**Short problem:**
Write the records below out again exactly as given, with no images.

**Exercise materials:**
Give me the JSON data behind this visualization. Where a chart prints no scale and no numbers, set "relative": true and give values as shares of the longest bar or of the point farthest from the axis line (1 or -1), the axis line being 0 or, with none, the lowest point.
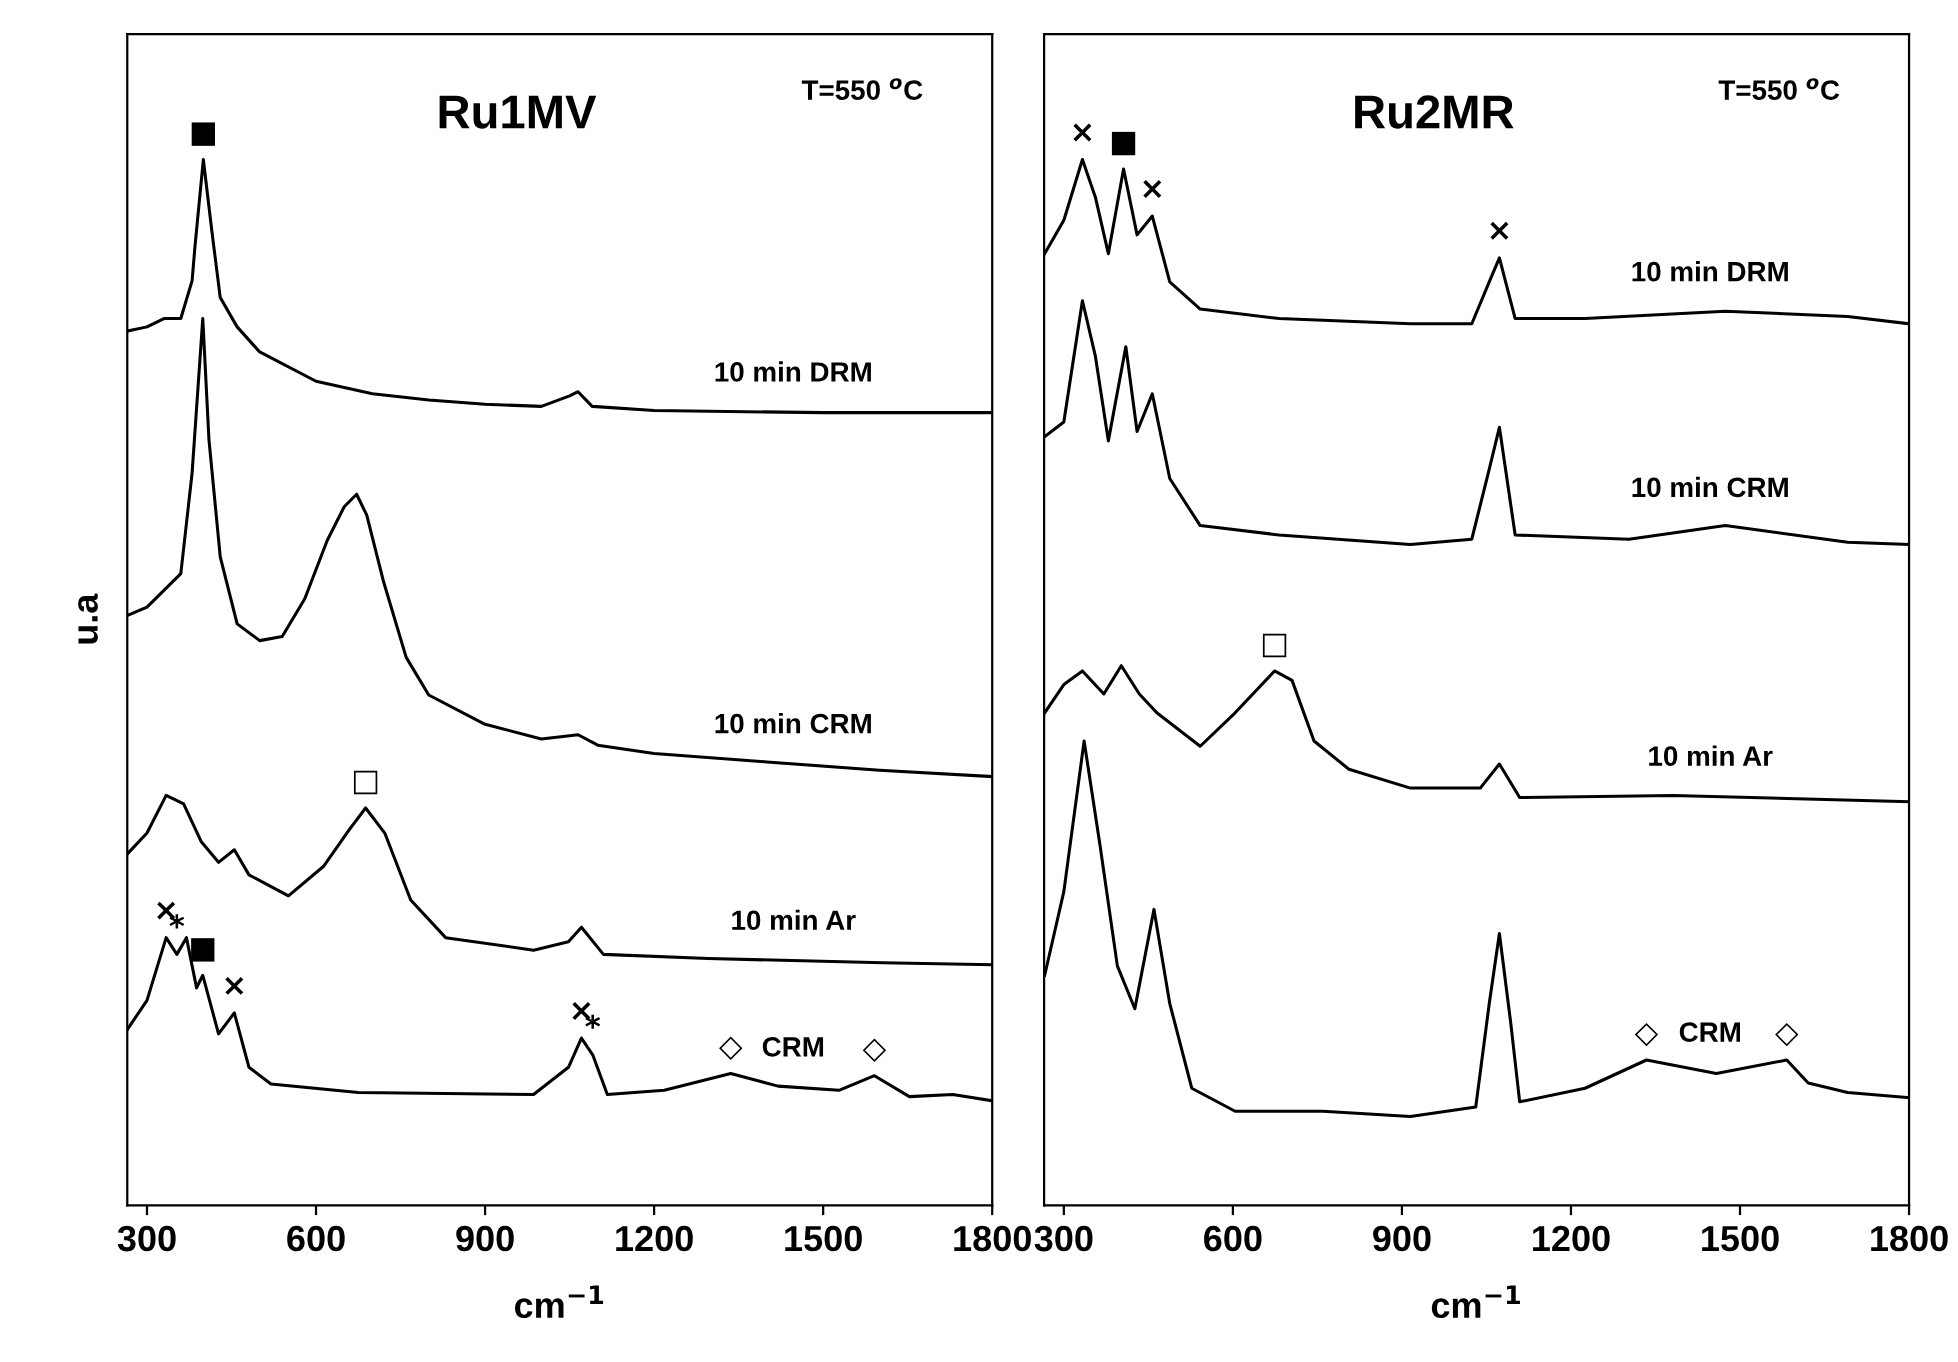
{
  "chart_data": [
    {
      "type": "line",
      "title": "Ru1MV",
      "xlabel": "cm$^{−1}$",
      "ylabel": "u.a",
      "relative": true,
      "xlim": [
        265,
        1800
      ],
      "xticks": [
        300,
        600,
        900,
        1200,
        1500,
        1800
      ],
      "tick_labels": "x",
      "grid": false,
      "legend": false,
      "annotations": [
        "T=550 $^{o}$C",
        {
          "text": "■",
          "x": 400,
          "y": 1.0
        },
        {
          "text": "×",
          "x": 334,
          "y": 0.256
        },
        {
          "text": "*",
          "x": 353,
          "y": 0.24
        },
        {
          "text": "■",
          "x": 399,
          "y": 0.22
        },
        {
          "text": "×",
          "x": 455,
          "y": 0.184
        },
        {
          "text": "×",
          "x": 1071,
          "y": 0.16
        },
        {
          "text": "*",
          "x": 1091,
          "y": 0.144
        },
        {
          "text": "◇",
          "x": 1336,
          "y": 0.126
        },
        {
          "text": "◇",
          "x": 1591,
          "y": 0.124
        },
        {
          "text": "□",
          "x": 688,
          "y": 0.38
        }
      ],
      "series": [
        {
          "name": "10 min DRM",
          "color": "#000000",
          "x": [
            265,
            300,
            330,
            360,
            380,
            385,
            400,
            415,
            430,
            460,
            500,
            600,
            700,
            800,
            900,
            1000,
            1050,
            1065,
            1090,
            1200,
            1500,
            1800
          ],
          "values": [
            0.836,
            0.84,
            0.848,
            0.848,
            0.884,
            0.916,
            1.0,
            0.932,
            0.868,
            0.84,
            0.816,
            0.788,
            0.776,
            0.77,
            0.766,
            0.764,
            0.774,
            0.778,
            0.764,
            0.76,
            0.758,
            0.758
          ]
        },
        {
          "name": "10 min CRM",
          "color": "#000000",
          "x": [
            265,
            300,
            330,
            360,
            380,
            399,
            410,
            430,
            460,
            500,
            540,
            580,
            620,
            650,
            672,
            690,
            720,
            760,
            800,
            900,
            1000,
            1065,
            1100,
            1200,
            1400,
            1600,
            1800
          ],
          "values": [
            0.564,
            0.572,
            0.588,
            0.604,
            0.7,
            0.848,
            0.732,
            0.62,
            0.556,
            0.54,
            0.544,
            0.58,
            0.636,
            0.668,
            0.68,
            0.66,
            0.596,
            0.524,
            0.488,
            0.46,
            0.446,
            0.45,
            0.44,
            0.432,
            0.424,
            0.416,
            0.41
          ]
        },
        {
          "name": "10 min Ar",
          "color": "#000000",
          "x": [
            265,
            300,
            334,
            365,
            396,
            427,
            455,
            481,
            551,
            613,
            660,
            688,
            722,
            768,
            830,
            986,
            1048,
            1071,
            1110,
            1296,
            1606,
            1800
          ],
          "values": [
            0.336,
            0.356,
            0.392,
            0.384,
            0.348,
            0.328,
            0.34,
            0.316,
            0.296,
            0.324,
            0.36,
            0.38,
            0.356,
            0.292,
            0.256,
            0.244,
            0.252,
            0.266,
            0.24,
            0.236,
            0.232,
            0.23
          ]
        },
        {
          "name": "CRM",
          "color": "#000000",
          "x": [
            265,
            300,
            334,
            353,
            370,
            388,
            399,
            427,
            455,
            481,
            520,
            675,
            986,
            1048,
            1071,
            1091,
            1117,
            1218,
            1336,
            1420,
            1528,
            1591,
            1653,
            1730,
            1800
          ],
          "values": [
            0.168,
            0.196,
            0.256,
            0.24,
            0.256,
            0.208,
            0.22,
            0.164,
            0.184,
            0.132,
            0.116,
            0.108,
            0.106,
            0.132,
            0.16,
            0.144,
            0.106,
            0.11,
            0.126,
            0.114,
            0.11,
            0.124,
            0.104,
            0.106,
            0.1
          ]
        }
      ]
    },
    {
      "type": "line",
      "title": "Ru2MR",
      "xlabel": "cm$^{−1}$",
      "relative": true,
      "xlim": [
        265,
        1800
      ],
      "xticks": [
        300,
        600,
        900,
        1200,
        1500,
        1800
      ],
      "tick_labels": "x",
      "grid": false,
      "legend": false,
      "annotations": [
        "T=550 $^{o}$C",
        {
          "text": "×",
          "x": 333,
          "y": 1.0
        },
        {
          "text": "■",
          "x": 406,
          "y": 0.991
        },
        {
          "text": "×",
          "x": 457,
          "y": 0.946
        },
        {
          "text": "×",
          "x": 1073,
          "y": 0.906
        },
        {
          "text": "□",
          "x": 674,
          "y": 0.511
        },
        {
          "text": "◇",
          "x": 1334,
          "y": 0.139
        },
        {
          "text": "◇",
          "x": 1583,
          "y": 0.139
        }
      ],
      "series": [
        {
          "name": "10 min DRM",
          "color": "#000000",
          "x": [
            266,
            300,
            333,
            356,
            379,
            406,
            430,
            457,
            488,
            542,
            682,
            915,
            1024,
            1055,
            1073,
            1101,
            1225,
            1474,
            1691,
            1800
          ],
          "values": [
            0.91,
            0.942,
            1.0,
            0.964,
            0.91,
            0.991,
            0.928,
            0.946,
            0.883,
            0.857,
            0.848,
            0.843,
            0.843,
            0.883,
            0.906,
            0.848,
            0.848,
            0.855,
            0.85,
            0.843
          ]
        },
        {
          "name": "10 min CRM",
          "color": "#000000",
          "x": [
            266,
            300,
            333,
            356,
            379,
            410,
            430,
            457,
            488,
            542,
            682,
            915,
            1024,
            1055,
            1073,
            1101,
            1303,
            1474,
            1691,
            1800
          ],
          "values": [
            0.735,
            0.749,
            0.865,
            0.812,
            0.731,
            0.821,
            0.74,
            0.776,
            0.695,
            0.65,
            0.641,
            0.632,
            0.637,
            0.704,
            0.744,
            0.641,
            0.637,
            0.65,
            0.634,
            0.632
          ]
        },
        {
          "name": "10 min Ar",
          "color": "#000000",
          "x": [
            266,
            300,
            333,
            371,
            402,
            434,
            465,
            542,
            604,
            674,
            705,
            744,
            806,
            915,
            1039,
            1073,
            1109,
            1381,
            1800
          ],
          "values": [
            0.471,
            0.498,
            0.511,
            0.489,
            0.516,
            0.489,
            0.471,
            0.439,
            0.471,
            0.511,
            0.502,
            0.444,
            0.417,
            0.399,
            0.399,
            0.422,
            0.39,
            0.392,
            0.386
          ]
        },
        {
          "name": "CRM",
          "color": "#000000",
          "x": [
            266,
            300,
            336,
            364,
            395,
            426,
            460,
            488,
            527,
            604,
            760,
            915,
            1031,
            1055,
            1073,
            1093,
            1109,
            1225,
            1334,
            1458,
            1583,
            1621,
            1691,
            1800
          ],
          "values": [
            0.22,
            0.3,
            0.444,
            0.345,
            0.229,
            0.188,
            0.283,
            0.193,
            0.112,
            0.09,
            0.09,
            0.085,
            0.094,
            0.193,
            0.26,
            0.175,
            0.099,
            0.112,
            0.139,
            0.126,
            0.139,
            0.117,
            0.108,
            0.103
          ]
        }
      ]
    }
  ]
}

**Full response:**
Give me the JSON data behind this visualization. Where a chart prints no scale and no numbers, set "relative": true and give values as shares of the longest bar or of the point farthest from the axis line (1 or -1), the axis line being 0 or, with none, the lowest point.
{
  "chart_data": [
    {
      "type": "line",
      "title": "Ru1MV",
      "xlabel": "cm$^{−1}$",
      "ylabel": "u.a",
      "relative": true,
      "xlim": [
        265,
        1800
      ],
      "xticks": [
        300,
        600,
        900,
        1200,
        1500,
        1800
      ],
      "tick_labels": "x",
      "grid": false,
      "legend": false,
      "annotations": [
        "T=550 $^{o}$C",
        {
          "text": "■",
          "x": 400,
          "y": 1.0
        },
        {
          "text": "×",
          "x": 334,
          "y": 0.256
        },
        {
          "text": "*",
          "x": 353,
          "y": 0.24
        },
        {
          "text": "■",
          "x": 399,
          "y": 0.22
        },
        {
          "text": "×",
          "x": 455,
          "y": 0.184
        },
        {
          "text": "×",
          "x": 1071,
          "y": 0.16
        },
        {
          "text": "*",
          "x": 1091,
          "y": 0.144
        },
        {
          "text": "◇",
          "x": 1336,
          "y": 0.126
        },
        {
          "text": "◇",
          "x": 1591,
          "y": 0.124
        },
        {
          "text": "□",
          "x": 688,
          "y": 0.38
        }
      ],
      "series": [
        {
          "name": "10 min DRM",
          "color": "#000000",
          "x": [
            265,
            300,
            330,
            360,
            380,
            385,
            400,
            415,
            430,
            460,
            500,
            600,
            700,
            800,
            900,
            1000,
            1050,
            1065,
            1090,
            1200,
            1500,
            1800
          ],
          "values": [
            0.836,
            0.84,
            0.848,
            0.848,
            0.884,
            0.916,
            1.0,
            0.932,
            0.868,
            0.84,
            0.816,
            0.788,
            0.776,
            0.77,
            0.766,
            0.764,
            0.774,
            0.778,
            0.764,
            0.76,
            0.758,
            0.758
          ]
        },
        {
          "name": "10 min CRM",
          "color": "#000000",
          "x": [
            265,
            300,
            330,
            360,
            380,
            399,
            410,
            430,
            460,
            500,
            540,
            580,
            620,
            650,
            672,
            690,
            720,
            760,
            800,
            900,
            1000,
            1065,
            1100,
            1200,
            1400,
            1600,
            1800
          ],
          "values": [
            0.564,
            0.572,
            0.588,
            0.604,
            0.7,
            0.848,
            0.732,
            0.62,
            0.556,
            0.54,
            0.544,
            0.58,
            0.636,
            0.668,
            0.68,
            0.66,
            0.596,
            0.524,
            0.488,
            0.46,
            0.446,
            0.45,
            0.44,
            0.432,
            0.424,
            0.416,
            0.41
          ]
        },
        {
          "name": "10 min Ar",
          "color": "#000000",
          "x": [
            265,
            300,
            334,
            365,
            396,
            427,
            455,
            481,
            551,
            613,
            660,
            688,
            722,
            768,
            830,
            986,
            1048,
            1071,
            1110,
            1296,
            1606,
            1800
          ],
          "values": [
            0.336,
            0.356,
            0.392,
            0.384,
            0.348,
            0.328,
            0.34,
            0.316,
            0.296,
            0.324,
            0.36,
            0.38,
            0.356,
            0.292,
            0.256,
            0.244,
            0.252,
            0.266,
            0.24,
            0.236,
            0.232,
            0.23
          ]
        },
        {
          "name": "CRM",
          "color": "#000000",
          "x": [
            265,
            300,
            334,
            353,
            370,
            388,
            399,
            427,
            455,
            481,
            520,
            675,
            986,
            1048,
            1071,
            1091,
            1117,
            1218,
            1336,
            1420,
            1528,
            1591,
            1653,
            1730,
            1800
          ],
          "values": [
            0.168,
            0.196,
            0.256,
            0.24,
            0.256,
            0.208,
            0.22,
            0.164,
            0.184,
            0.132,
            0.116,
            0.108,
            0.106,
            0.132,
            0.16,
            0.144,
            0.106,
            0.11,
            0.126,
            0.114,
            0.11,
            0.124,
            0.104,
            0.106,
            0.1
          ]
        }
      ]
    },
    {
      "type": "line",
      "title": "Ru2MR",
      "xlabel": "cm$^{−1}$",
      "relative": true,
      "xlim": [
        265,
        1800
      ],
      "xticks": [
        300,
        600,
        900,
        1200,
        1500,
        1800
      ],
      "tick_labels": "x",
      "grid": false,
      "legend": false,
      "annotations": [
        "T=550 $^{o}$C",
        {
          "text": "×",
          "x": 333,
          "y": 1.0
        },
        {
          "text": "■",
          "x": 406,
          "y": 0.991
        },
        {
          "text": "×",
          "x": 457,
          "y": 0.946
        },
        {
          "text": "×",
          "x": 1073,
          "y": 0.906
        },
        {
          "text": "□",
          "x": 674,
          "y": 0.511
        },
        {
          "text": "◇",
          "x": 1334,
          "y": 0.139
        },
        {
          "text": "◇",
          "x": 1583,
          "y": 0.139
        }
      ],
      "series": [
        {
          "name": "10 min DRM",
          "color": "#000000",
          "x": [
            266,
            300,
            333,
            356,
            379,
            406,
            430,
            457,
            488,
            542,
            682,
            915,
            1024,
            1055,
            1073,
            1101,
            1225,
            1474,
            1691,
            1800
          ],
          "values": [
            0.91,
            0.942,
            1.0,
            0.964,
            0.91,
            0.991,
            0.928,
            0.946,
            0.883,
            0.857,
            0.848,
            0.843,
            0.843,
            0.883,
            0.906,
            0.848,
            0.848,
            0.855,
            0.85,
            0.843
          ]
        },
        {
          "name": "10 min CRM",
          "color": "#000000",
          "x": [
            266,
            300,
            333,
            356,
            379,
            410,
            430,
            457,
            488,
            542,
            682,
            915,
            1024,
            1055,
            1073,
            1101,
            1303,
            1474,
            1691,
            1800
          ],
          "values": [
            0.735,
            0.749,
            0.865,
            0.812,
            0.731,
            0.821,
            0.74,
            0.776,
            0.695,
            0.65,
            0.641,
            0.632,
            0.637,
            0.704,
            0.744,
            0.641,
            0.637,
            0.65,
            0.634,
            0.632
          ]
        },
        {
          "name": "10 min Ar",
          "color": "#000000",
          "x": [
            266,
            300,
            333,
            371,
            402,
            434,
            465,
            542,
            604,
            674,
            705,
            744,
            806,
            915,
            1039,
            1073,
            1109,
            1381,
            1800
          ],
          "values": [
            0.471,
            0.498,
            0.511,
            0.489,
            0.516,
            0.489,
            0.471,
            0.439,
            0.471,
            0.511,
            0.502,
            0.444,
            0.417,
            0.399,
            0.399,
            0.422,
            0.39,
            0.392,
            0.386
          ]
        },
        {
          "name": "CRM",
          "color": "#000000",
          "x": [
            266,
            300,
            336,
            364,
            395,
            426,
            460,
            488,
            527,
            604,
            760,
            915,
            1031,
            1055,
            1073,
            1093,
            1109,
            1225,
            1334,
            1458,
            1583,
            1621,
            1691,
            1800
          ],
          "values": [
            0.22,
            0.3,
            0.444,
            0.345,
            0.229,
            0.188,
            0.283,
            0.193,
            0.112,
            0.09,
            0.09,
            0.085,
            0.094,
            0.193,
            0.26,
            0.175,
            0.099,
            0.112,
            0.139,
            0.126,
            0.139,
            0.117,
            0.108,
            0.103
          ]
        }
      ]
    }
  ]
}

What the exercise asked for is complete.